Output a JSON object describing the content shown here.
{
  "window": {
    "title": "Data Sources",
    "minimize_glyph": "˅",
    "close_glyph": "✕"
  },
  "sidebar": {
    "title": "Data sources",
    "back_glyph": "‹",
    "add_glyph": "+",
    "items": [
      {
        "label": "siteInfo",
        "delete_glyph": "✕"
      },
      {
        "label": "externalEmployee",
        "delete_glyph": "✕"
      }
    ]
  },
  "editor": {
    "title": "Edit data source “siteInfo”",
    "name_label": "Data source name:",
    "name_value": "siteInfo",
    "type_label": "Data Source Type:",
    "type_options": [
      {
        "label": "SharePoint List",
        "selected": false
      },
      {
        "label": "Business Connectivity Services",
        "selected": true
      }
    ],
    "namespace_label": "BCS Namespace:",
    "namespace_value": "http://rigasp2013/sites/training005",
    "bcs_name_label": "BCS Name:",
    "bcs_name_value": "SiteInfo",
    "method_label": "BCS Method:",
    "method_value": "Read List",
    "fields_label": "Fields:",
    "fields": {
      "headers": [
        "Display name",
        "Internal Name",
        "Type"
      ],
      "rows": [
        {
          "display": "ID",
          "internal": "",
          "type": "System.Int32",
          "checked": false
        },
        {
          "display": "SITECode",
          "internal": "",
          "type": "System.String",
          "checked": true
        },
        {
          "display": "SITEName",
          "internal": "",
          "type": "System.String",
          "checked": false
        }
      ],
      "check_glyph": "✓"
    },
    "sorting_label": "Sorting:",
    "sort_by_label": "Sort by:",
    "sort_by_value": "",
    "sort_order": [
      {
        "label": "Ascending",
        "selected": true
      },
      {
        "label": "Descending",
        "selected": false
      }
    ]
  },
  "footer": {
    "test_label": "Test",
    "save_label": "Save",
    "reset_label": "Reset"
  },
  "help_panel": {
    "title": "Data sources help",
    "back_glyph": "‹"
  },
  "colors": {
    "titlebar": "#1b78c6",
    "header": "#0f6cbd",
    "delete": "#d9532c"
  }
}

------------------------------------

* [THE EXERCISE] Copy down the whole of the data above, matching it exactly.

* [ANSWER FOR THIS EXERCISE]
Output a JSON object describing the content shown here.
{
  "window": {
    "title": "Data Sources",
    "minimize_glyph": "˅",
    "close_glyph": "✕"
  },
  "sidebar": {
    "title": "Data sources",
    "back_glyph": "‹",
    "add_glyph": "+",
    "items": [
      {
        "label": "siteInfo",
        "delete_glyph": "✕"
      },
      {
        "label": "externalEmployee",
        "delete_glyph": "✕"
      }
    ]
  },
  "editor": {
    "title": "Edit data source “siteInfo”",
    "name_label": "Data source name:",
    "name_value": "siteInfo",
    "type_label": "Data Source Type:",
    "type_options": [
      {
        "label": "SharePoint List",
        "selected": false
      },
      {
        "label": "Business Connectivity Services",
        "selected": true
      }
    ],
    "namespace_label": "BCS Namespace:",
    "namespace_value": "http://rigasp2013/sites/training005",
    "bcs_name_label": "BCS Name:",
    "bcs_name_value": "SiteInfo",
    "method_label": "BCS Method:",
    "method_value": "Read List",
    "fields_label": "Fields:",
    "fields": {
      "headers": [
        "Display name",
        "Internal Name",
        "Type"
      ],
      "rows": [
        {
          "display": "ID",
          "internal": "",
          "type": "System.Int32",
          "checked": false
        },
        {
          "display": "SITECode",
          "internal": "",
          "type": "System.String",
          "checked": true
        },
        {
          "display": "SITEName",
          "internal": "",
          "type": "System.String",
          "checked": false
        }
      ],
      "check_glyph": "✓"
    },
    "sorting_label": "Sorting:",
    "sort_by_label": "Sort by:",
    "sort_by_value": "",
    "sort_order": [
      {
        "label": "Ascending",
        "selected": true
      },
      {
        "label": "Descending",
        "selected": false
      }
    ]
  },
  "footer": {
    "test_label": "Test",
    "save_label": "Save",
    "reset_label": "Reset"
  },
  "help_panel": {
    "title": "Data sources help",
    "back_glyph": "‹"
  },
  "colors": {
    "titlebar": "#1b78c6",
    "header": "#0f6cbd",
    "delete": "#d9532c"
  }
}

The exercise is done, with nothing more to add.